**YOUR TASK:** Retype the listing that follows, exactly as written.

▽

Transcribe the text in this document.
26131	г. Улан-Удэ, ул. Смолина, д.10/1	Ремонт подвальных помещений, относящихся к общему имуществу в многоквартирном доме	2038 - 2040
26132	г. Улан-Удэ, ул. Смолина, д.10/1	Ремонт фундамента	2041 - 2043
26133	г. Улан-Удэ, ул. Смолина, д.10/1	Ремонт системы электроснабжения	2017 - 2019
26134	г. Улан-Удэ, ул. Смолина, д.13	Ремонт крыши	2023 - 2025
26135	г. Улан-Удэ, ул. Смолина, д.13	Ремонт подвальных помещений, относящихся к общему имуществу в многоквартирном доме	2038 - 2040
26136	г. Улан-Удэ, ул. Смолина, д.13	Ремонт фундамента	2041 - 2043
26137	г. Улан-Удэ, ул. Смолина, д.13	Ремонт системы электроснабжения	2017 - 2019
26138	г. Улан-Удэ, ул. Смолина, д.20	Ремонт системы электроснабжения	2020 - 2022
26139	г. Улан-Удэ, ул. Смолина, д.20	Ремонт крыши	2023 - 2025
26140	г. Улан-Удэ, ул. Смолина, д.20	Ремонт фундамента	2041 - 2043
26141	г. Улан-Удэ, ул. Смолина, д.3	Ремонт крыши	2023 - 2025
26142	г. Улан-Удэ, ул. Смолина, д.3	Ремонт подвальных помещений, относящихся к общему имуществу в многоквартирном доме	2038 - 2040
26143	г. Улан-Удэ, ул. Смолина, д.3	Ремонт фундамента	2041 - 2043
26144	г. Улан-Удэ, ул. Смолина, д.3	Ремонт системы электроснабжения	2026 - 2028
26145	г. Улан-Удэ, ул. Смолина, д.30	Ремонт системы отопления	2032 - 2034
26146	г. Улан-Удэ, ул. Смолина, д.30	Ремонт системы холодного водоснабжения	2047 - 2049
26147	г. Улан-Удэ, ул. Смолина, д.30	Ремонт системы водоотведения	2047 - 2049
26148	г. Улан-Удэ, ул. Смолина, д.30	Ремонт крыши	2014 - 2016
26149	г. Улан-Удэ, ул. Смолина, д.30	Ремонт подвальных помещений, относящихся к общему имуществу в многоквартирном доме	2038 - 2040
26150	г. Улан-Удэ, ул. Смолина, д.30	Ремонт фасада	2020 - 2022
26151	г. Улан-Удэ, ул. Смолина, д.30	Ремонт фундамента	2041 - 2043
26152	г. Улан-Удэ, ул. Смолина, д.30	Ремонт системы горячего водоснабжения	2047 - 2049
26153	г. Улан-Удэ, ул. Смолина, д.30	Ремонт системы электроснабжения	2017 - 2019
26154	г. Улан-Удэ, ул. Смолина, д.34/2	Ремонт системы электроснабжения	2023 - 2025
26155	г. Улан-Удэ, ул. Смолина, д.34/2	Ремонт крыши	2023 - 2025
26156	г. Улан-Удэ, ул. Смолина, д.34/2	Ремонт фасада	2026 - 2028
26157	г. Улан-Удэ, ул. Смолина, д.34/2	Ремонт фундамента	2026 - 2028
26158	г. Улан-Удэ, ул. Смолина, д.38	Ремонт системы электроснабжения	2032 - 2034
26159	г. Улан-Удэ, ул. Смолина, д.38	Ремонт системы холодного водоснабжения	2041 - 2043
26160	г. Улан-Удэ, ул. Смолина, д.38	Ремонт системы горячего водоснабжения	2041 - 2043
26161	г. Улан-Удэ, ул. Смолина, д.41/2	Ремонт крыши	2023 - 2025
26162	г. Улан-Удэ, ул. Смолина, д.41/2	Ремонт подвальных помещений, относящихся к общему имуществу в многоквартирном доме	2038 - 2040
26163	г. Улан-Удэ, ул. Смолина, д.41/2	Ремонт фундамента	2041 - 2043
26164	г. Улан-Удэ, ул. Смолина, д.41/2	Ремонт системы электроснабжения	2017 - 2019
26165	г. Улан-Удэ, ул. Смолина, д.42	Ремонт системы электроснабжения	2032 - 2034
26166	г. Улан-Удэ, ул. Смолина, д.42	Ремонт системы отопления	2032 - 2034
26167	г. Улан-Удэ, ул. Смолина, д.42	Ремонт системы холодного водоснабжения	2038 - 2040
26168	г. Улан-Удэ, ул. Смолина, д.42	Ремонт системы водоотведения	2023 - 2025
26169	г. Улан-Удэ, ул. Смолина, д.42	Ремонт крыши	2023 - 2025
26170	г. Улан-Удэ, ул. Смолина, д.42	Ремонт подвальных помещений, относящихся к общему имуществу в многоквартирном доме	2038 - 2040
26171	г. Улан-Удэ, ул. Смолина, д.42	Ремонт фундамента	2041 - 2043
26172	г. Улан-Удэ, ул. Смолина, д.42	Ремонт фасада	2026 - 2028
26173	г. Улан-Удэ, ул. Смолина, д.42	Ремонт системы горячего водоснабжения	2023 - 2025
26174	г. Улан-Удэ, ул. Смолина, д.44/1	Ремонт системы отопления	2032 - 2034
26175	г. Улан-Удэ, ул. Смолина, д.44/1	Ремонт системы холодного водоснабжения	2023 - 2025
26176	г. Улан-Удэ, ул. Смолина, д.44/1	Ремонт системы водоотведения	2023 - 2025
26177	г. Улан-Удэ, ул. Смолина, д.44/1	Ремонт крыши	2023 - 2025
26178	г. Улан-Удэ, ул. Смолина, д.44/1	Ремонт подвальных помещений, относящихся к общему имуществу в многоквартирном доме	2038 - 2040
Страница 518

△

**FINISHED TASK:**
Transcribe the text in this document.
26131	г. Улан-Удэ, ул. Смолина, д.10/1	Ремонт подвальных помещений, относящихся к общему имуществу в многоквартирном доме	2038 - 2040
26132	г. Улан-Удэ, ул. Смолина, д.10/1	Ремонт фундамента	2041 - 2043
26133	г. Улан-Удэ, ул. Смолина, д.10/1	Ремонт системы электроснабжения	2017 - 2019
26134	г. Улан-Удэ, ул. Смолина, д.13	Ремонт крыши	2023 - 2025
26135	г. Улан-Удэ, ул. Смолина, д.13	Ремонт подвальных помещений, относящихся к общему имуществу в многоквартирном доме	2038 - 2040
26136	г. Улан-Удэ, ул. Смолина, д.13	Ремонт фундамента	2041 - 2043
26137	г. Улан-Удэ, ул. Смолина, д.13	Ремонт системы электроснабжения	2017 - 2019
26138	г. Улан-Удэ, ул. Смолина, д.20	Ремонт системы электроснабжения	2020 - 2022
26139	г. Улан-Удэ, ул. Смолина, д.20	Ремонт крыши	2023 - 2025
26140	г. Улан-Удэ, ул. Смолина, д.20	Ремонт фундамента	2041 - 2043
26141	г. Улан-Удэ, ул. Смолина, д.3	Ремонт крыши	2023 - 2025
26142	г. Улан-Удэ, ул. Смолина, д.3	Ремонт подвальных помещений, относящихся к общему имуществу в многоквартирном доме	2038 - 2040
26143	г. Улан-Удэ, ул. Смолина, д.3	Ремонт фундамента	2041 - 2043
26144	г. Улан-Удэ, ул. Смолина, д.3	Ремонт системы электроснабжения	2026 - 2028
26145	г. Улан-Удэ, ул. Смолина, д.30	Ремонт системы отопления	2032 - 2034
26146	г. Улан-Удэ, ул. Смолина, д.30	Ремонт системы холодного водоснабжения	2047 - 2049
26147	г. Улан-Удэ, ул. Смолина, д.30	Ремонт системы водоотведения	2047 - 2049
26148	г. Улан-Удэ, ул. Смолина, д.30	Ремонт крыши	2014 - 2016
26149	г. Улан-Удэ, ул. Смолина, д.30	Ремонт подвальных помещений, относящихся к общему имуществу в многоквартирном доме	2038 - 2040
26150	г. Улан-Удэ, ул. Смолина, д.30	Ремонт фасада	2020 - 2022
26151	г. Улан-Удэ, ул. Смолина, д.30	Ремонт фундамента	2041 - 2043
26152	г. Улан-Удэ, ул. Смолина, д.30	Ремонт системы горячего водоснабжения	2047 - 2049
26153	г. Улан-Удэ, ул. Смолина, д.30	Ремонт системы электроснабжения	2017 - 2019
26154	г. Улан-Удэ, ул. Смолина, д.34/2	Ремонт системы электроснабжения	2023 - 2025
26155	г. Улан-Удэ, ул. Смолина, д.34/2	Ремонт крыши	2023 - 2025
26156	г. Улан-Удэ, ул. Смолина, д.34/2	Ремонт фасада	2026 - 2028
26157	г. Улан-Удэ, ул. Смолина, д.34/2	Ремонт фундамента	2026 - 2028
26158	г. Улан-Удэ, ул. Смолина, д.38	Ремонт системы электроснабжения	2032 - 2034
26159	г. Улан-Удэ, ул. Смолина, д.38	Ремонт системы холодного водоснабжения	2041 - 2043
26160	г. Улан-Удэ, ул. Смолина, д.38	Ремонт системы горячего водоснабжения	2041 - 2043
26161	г. Улан-Удэ, ул. Смолина, д.41/2	Ремонт крыши	2023 - 2025
26162	г. Улан-Удэ, ул. Смолина, д.41/2	Ремонт подвальных помещений, относящихся к общему имуществу в многоквартирном доме	2038 - 2040
26163	г. Улан-Удэ, ул. Смолина, д.41/2	Ремонт фундамента	2041 - 2043
26164	г. Улан-Удэ, ул. Смолина, д.41/2	Ремонт системы электроснабжения	2017 - 2019
26165	г. Улан-Удэ, ул. Смолина, д.42	Ремонт системы электроснабжения	2032 - 2034
26166	г. Улан-Удэ, ул. Смолина, д.42	Ремонт системы отопления	2032 - 2034
26167	г. Улан-Удэ, ул. Смолина, д.42	Ремонт системы холодного водоснабжения	2038 - 2040
26168	г. Улан-Удэ, ул. Смолина, д.42	Ремонт системы водоотведения	2023 - 2025
26169	г. Улан-Удэ, ул. Смолина, д.42	Ремонт крыши	2023 - 2025
26170	г. Улан-Удэ, ул. Смолина, д.42	Ремонт подвальных помещений, относящихся к общему имуществу в многоквартирном доме	2038 - 2040
26171	г. Улан-Удэ, ул. Смолина, д.42	Ремонт фундамента	2041 - 2043
26172	г. Улан-Удэ, ул. Смолина, д.42	Ремонт фасада	2026 - 2028
26173	г. Улан-Удэ, ул. Смолина, д.42	Ремонт системы горячего водоснабжения	2023 - 2025
26174	г. Улан-Удэ, ул. Смолина, д.44/1	Ремонт системы отопления	2032 - 2034
26175	г. Улан-Удэ, ул. Смолина, д.44/1	Ремонт системы холодного водоснабжения	2023 - 2025
26176	г. Улан-Удэ, ул. Смолина, д.44/1	Ремонт системы водоотведения	2023 - 2025
26177	г. Улан-Удэ, ул. Смолина, д.44/1	Ремонт крыши	2023 - 2025
26178	г. Улан-Удэ, ул. Смолина, д.44/1	Ремонт подвальных помещений, относящихся к общему имуществу в многоквартирном доме	2038 - 2040
Страница 518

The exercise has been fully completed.